=== Your task ===
Would you output the whole listing below, exactly as it reads?

::: Exercise materials

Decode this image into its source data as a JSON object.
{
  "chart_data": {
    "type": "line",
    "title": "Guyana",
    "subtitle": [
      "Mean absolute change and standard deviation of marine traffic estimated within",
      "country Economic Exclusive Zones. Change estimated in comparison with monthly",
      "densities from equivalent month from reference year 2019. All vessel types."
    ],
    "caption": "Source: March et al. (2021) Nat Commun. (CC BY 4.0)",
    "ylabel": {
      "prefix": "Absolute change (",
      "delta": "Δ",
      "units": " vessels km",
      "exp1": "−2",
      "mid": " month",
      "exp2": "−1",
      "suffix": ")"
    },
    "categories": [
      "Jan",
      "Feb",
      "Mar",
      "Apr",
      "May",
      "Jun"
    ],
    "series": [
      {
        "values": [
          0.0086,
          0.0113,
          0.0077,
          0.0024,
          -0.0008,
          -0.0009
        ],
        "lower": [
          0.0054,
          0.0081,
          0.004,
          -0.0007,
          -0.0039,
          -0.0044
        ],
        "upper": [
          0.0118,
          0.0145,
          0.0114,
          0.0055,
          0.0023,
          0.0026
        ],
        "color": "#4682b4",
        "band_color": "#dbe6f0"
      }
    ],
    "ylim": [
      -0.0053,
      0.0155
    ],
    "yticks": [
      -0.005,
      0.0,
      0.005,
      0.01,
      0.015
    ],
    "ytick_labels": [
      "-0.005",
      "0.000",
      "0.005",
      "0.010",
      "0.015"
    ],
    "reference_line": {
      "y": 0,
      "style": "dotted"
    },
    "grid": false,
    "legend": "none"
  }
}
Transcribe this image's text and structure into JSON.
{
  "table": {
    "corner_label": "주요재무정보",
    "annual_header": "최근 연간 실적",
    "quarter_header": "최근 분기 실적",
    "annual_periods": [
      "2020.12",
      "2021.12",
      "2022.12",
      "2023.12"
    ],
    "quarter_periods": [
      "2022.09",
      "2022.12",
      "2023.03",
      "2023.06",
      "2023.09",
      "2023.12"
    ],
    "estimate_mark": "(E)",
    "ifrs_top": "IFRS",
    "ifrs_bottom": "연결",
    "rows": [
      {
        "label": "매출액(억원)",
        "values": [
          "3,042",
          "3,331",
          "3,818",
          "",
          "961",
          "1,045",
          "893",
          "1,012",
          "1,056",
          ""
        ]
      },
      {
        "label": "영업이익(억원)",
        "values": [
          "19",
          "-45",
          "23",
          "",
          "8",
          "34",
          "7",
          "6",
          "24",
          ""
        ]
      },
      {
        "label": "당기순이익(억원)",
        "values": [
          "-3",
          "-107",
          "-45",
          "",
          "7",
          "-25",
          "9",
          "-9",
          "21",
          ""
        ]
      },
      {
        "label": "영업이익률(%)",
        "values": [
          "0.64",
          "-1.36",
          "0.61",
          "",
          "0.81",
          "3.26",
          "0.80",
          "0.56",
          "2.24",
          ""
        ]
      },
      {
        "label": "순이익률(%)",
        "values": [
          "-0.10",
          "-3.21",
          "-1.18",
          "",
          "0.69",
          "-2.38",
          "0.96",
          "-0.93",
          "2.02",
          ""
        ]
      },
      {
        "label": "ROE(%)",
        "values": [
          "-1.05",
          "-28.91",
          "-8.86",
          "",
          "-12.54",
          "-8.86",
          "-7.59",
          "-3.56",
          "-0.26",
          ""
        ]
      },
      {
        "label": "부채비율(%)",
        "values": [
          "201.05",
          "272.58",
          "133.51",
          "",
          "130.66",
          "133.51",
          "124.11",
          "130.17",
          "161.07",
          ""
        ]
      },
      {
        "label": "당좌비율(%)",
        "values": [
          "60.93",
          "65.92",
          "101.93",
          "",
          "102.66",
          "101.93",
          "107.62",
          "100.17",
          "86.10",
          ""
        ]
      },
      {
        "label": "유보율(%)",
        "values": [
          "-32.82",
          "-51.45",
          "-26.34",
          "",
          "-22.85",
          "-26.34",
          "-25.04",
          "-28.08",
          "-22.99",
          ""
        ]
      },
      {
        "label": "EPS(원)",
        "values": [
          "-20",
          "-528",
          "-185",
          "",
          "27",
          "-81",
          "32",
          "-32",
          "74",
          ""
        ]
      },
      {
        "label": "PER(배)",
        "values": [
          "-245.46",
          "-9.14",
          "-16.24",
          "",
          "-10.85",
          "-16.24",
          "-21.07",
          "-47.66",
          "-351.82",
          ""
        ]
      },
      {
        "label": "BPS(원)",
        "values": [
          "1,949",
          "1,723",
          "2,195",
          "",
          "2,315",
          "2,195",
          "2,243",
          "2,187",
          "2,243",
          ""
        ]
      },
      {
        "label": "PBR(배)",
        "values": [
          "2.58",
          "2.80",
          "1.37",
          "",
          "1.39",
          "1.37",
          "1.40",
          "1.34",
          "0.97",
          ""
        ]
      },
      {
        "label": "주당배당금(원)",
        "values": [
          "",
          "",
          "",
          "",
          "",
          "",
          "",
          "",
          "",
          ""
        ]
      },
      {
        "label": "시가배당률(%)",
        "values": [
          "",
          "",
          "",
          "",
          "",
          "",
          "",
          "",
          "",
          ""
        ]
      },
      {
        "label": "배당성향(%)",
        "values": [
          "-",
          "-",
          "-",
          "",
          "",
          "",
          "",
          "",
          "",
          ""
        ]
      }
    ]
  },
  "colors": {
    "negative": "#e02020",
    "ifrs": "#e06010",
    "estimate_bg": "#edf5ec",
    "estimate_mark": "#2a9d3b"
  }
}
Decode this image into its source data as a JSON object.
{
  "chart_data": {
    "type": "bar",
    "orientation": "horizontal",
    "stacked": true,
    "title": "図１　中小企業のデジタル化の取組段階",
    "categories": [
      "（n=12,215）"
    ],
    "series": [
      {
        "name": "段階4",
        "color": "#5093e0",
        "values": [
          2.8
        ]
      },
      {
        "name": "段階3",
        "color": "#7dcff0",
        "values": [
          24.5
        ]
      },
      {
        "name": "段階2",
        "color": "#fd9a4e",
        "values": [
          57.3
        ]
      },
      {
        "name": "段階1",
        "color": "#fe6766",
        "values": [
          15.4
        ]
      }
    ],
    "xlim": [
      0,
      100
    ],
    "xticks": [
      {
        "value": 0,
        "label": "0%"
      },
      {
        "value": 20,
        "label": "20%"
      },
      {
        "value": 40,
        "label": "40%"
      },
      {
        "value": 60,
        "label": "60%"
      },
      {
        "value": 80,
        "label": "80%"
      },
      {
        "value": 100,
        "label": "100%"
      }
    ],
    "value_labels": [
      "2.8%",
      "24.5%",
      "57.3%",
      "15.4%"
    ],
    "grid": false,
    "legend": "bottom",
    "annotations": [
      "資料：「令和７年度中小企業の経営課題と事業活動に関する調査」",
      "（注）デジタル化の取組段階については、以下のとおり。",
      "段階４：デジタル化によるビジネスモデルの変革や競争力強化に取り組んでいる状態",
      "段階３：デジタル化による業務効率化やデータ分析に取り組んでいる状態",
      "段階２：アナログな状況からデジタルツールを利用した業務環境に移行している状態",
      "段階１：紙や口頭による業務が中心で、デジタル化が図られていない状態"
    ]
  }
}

::::::

=== Reply to the exercise ===
Decode this image into its source data as a JSON object.
{
  "chart_data": {
    "type": "line",
    "title": "Guyana",
    "subtitle": [
      "Mean absolute change and standard deviation of marine traffic estimated within",
      "country Economic Exclusive Zones. Change estimated in comparison with monthly",
      "densities from equivalent month from reference year 2019. All vessel types."
    ],
    "caption": "Source: March et al. (2021) Nat Commun. (CC BY 4.0)",
    "ylabel": {
      "prefix": "Absolute change (",
      "delta": "Δ",
      "units": " vessels km",
      "exp1": "−2",
      "mid": " month",
      "exp2": "−1",
      "suffix": ")"
    },
    "categories": [
      "Jan",
      "Feb",
      "Mar",
      "Apr",
      "May",
      "Jun"
    ],
    "series": [
      {
        "values": [
          0.0086,
          0.0113,
          0.0077,
          0.0024,
          -0.0008,
          -0.0009
        ],
        "lower": [
          0.0054,
          0.0081,
          0.004,
          -0.0007,
          -0.0039,
          -0.0044
        ],
        "upper": [
          0.0118,
          0.0145,
          0.0114,
          0.0055,
          0.0023,
          0.0026
        ],
        "color": "#4682b4",
        "band_color": "#dbe6f0"
      }
    ],
    "ylim": [
      -0.0053,
      0.0155
    ],
    "yticks": [
      -0.005,
      0.0,
      0.005,
      0.01,
      0.015
    ],
    "ytick_labels": [
      "-0.005",
      "0.000",
      "0.005",
      "0.010",
      "0.015"
    ],
    "reference_line": {
      "y": 0,
      "style": "dotted"
    },
    "grid": false,
    "legend": "none"
  }
}
Transcribe this image's text and structure into JSON.
{
  "table": {
    "corner_label": "주요재무정보",
    "annual_header": "최근 연간 실적",
    "quarter_header": "최근 분기 실적",
    "annual_periods": [
      "2020.12",
      "2021.12",
      "2022.12",
      "2023.12"
    ],
    "quarter_periods": [
      "2022.09",
      "2022.12",
      "2023.03",
      "2023.06",
      "2023.09",
      "2023.12"
    ],
    "estimate_mark": "(E)",
    "ifrs_top": "IFRS",
    "ifrs_bottom": "연결",
    "rows": [
      {
        "label": "매출액(억원)",
        "values": [
          "3,042",
          "3,331",
          "3,818",
          "",
          "961",
          "1,045",
          "893",
          "1,012",
          "1,056",
          ""
        ]
      },
      {
        "label": "영업이익(억원)",
        "values": [
          "19",
          "-45",
          "23",
          "",
          "8",
          "34",
          "7",
          "6",
          "24",
          ""
        ]
      },
      {
        "label": "당기순이익(억원)",
        "values": [
          "-3",
          "-107",
          "-45",
          "",
          "7",
          "-25",
          "9",
          "-9",
          "21",
          ""
        ]
      },
      {
        "label": "영업이익률(%)",
        "values": [
          "0.64",
          "-1.36",
          "0.61",
          "",
          "0.81",
          "3.26",
          "0.80",
          "0.56",
          "2.24",
          ""
        ]
      },
      {
        "label": "순이익률(%)",
        "values": [
          "-0.10",
          "-3.21",
          "-1.18",
          "",
          "0.69",
          "-2.38",
          "0.96",
          "-0.93",
          "2.02",
          ""
        ]
      },
      {
        "label": "ROE(%)",
        "values": [
          "-1.05",
          "-28.91",
          "-8.86",
          "",
          "-12.54",
          "-8.86",
          "-7.59",
          "-3.56",
          "-0.26",
          ""
        ]
      },
      {
        "label": "부채비율(%)",
        "values": [
          "201.05",
          "272.58",
          "133.51",
          "",
          "130.66",
          "133.51",
          "124.11",
          "130.17",
          "161.07",
          ""
        ]
      },
      {
        "label": "당좌비율(%)",
        "values": [
          "60.93",
          "65.92",
          "101.93",
          "",
          "102.66",
          "101.93",
          "107.62",
          "100.17",
          "86.10",
          ""
        ]
      },
      {
        "label": "유보율(%)",
        "values": [
          "-32.82",
          "-51.45",
          "-26.34",
          "",
          "-22.85",
          "-26.34",
          "-25.04",
          "-28.08",
          "-22.99",
          ""
        ]
      },
      {
        "label": "EPS(원)",
        "values": [
          "-20",
          "-528",
          "-185",
          "",
          "27",
          "-81",
          "32",
          "-32",
          "74",
          ""
        ]
      },
      {
        "label": "PER(배)",
        "values": [
          "-245.46",
          "-9.14",
          "-16.24",
          "",
          "-10.85",
          "-16.24",
          "-21.07",
          "-47.66",
          "-351.82",
          ""
        ]
      },
      {
        "label": "BPS(원)",
        "values": [
          "1,949",
          "1,723",
          "2,195",
          "",
          "2,315",
          "2,195",
          "2,243",
          "2,187",
          "2,243",
          ""
        ]
      },
      {
        "label": "PBR(배)",
        "values": [
          "2.58",
          "2.80",
          "1.37",
          "",
          "1.39",
          "1.37",
          "1.40",
          "1.34",
          "0.97",
          ""
        ]
      },
      {
        "label": "주당배당금(원)",
        "values": [
          "",
          "",
          "",
          "",
          "",
          "",
          "",
          "",
          "",
          ""
        ]
      },
      {
        "label": "시가배당률(%)",
        "values": [
          "",
          "",
          "",
          "",
          "",
          "",
          "",
          "",
          "",
          ""
        ]
      },
      {
        "label": "배당성향(%)",
        "values": [
          "-",
          "-",
          "-",
          "",
          "",
          "",
          "",
          "",
          "",
          ""
        ]
      }
    ]
  },
  "colors": {
    "negative": "#e02020",
    "ifrs": "#e06010",
    "estimate_bg": "#edf5ec",
    "estimate_mark": "#2a9d3b"
  }
}
Decode this image into its source data as a JSON object.
{
  "chart_data": {
    "type": "bar",
    "orientation": "horizontal",
    "stacked": true,
    "title": "図１　中小企業のデジタル化の取組段階",
    "categories": [
      "（n=12,215）"
    ],
    "series": [
      {
        "name": "段階4",
        "color": "#5093e0",
        "values": [
          2.8
        ]
      },
      {
        "name": "段階3",
        "color": "#7dcff0",
        "values": [
          24.5
        ]
      },
      {
        "name": "段階2",
        "color": "#fd9a4e",
        "values": [
          57.3
        ]
      },
      {
        "name": "段階1",
        "color": "#fe6766",
        "values": [
          15.4
        ]
      }
    ],
    "xlim": [
      0,
      100
    ],
    "xticks": [
      {
        "value": 0,
        "label": "0%"
      },
      {
        "value": 20,
        "label": "20%"
      },
      {
        "value": 40,
        "label": "40%"
      },
      {
        "value": 60,
        "label": "60%"
      },
      {
        "value": 80,
        "label": "80%"
      },
      {
        "value": 100,
        "label": "100%"
      }
    ],
    "value_labels": [
      "2.8%",
      "24.5%",
      "57.3%",
      "15.4%"
    ],
    "grid": false,
    "legend": "bottom",
    "annotations": [
      "資料：「令和７年度中小企業の経営課題と事業活動に関する調査」",
      "（注）デジタル化の取組段階については、以下のとおり。",
      "段階４：デジタル化によるビジネスモデルの変革や競争力強化に取り組んでいる状態",
      "段階３：デジタル化による業務効率化やデータ分析に取り組んでいる状態",
      "段階２：アナログな状況からデジタルツールを利用した業務環境に移行している状態",
      "段階１：紙や口頭による業務が中心で、デジタル化が図られていない状態"
    ]
  }
}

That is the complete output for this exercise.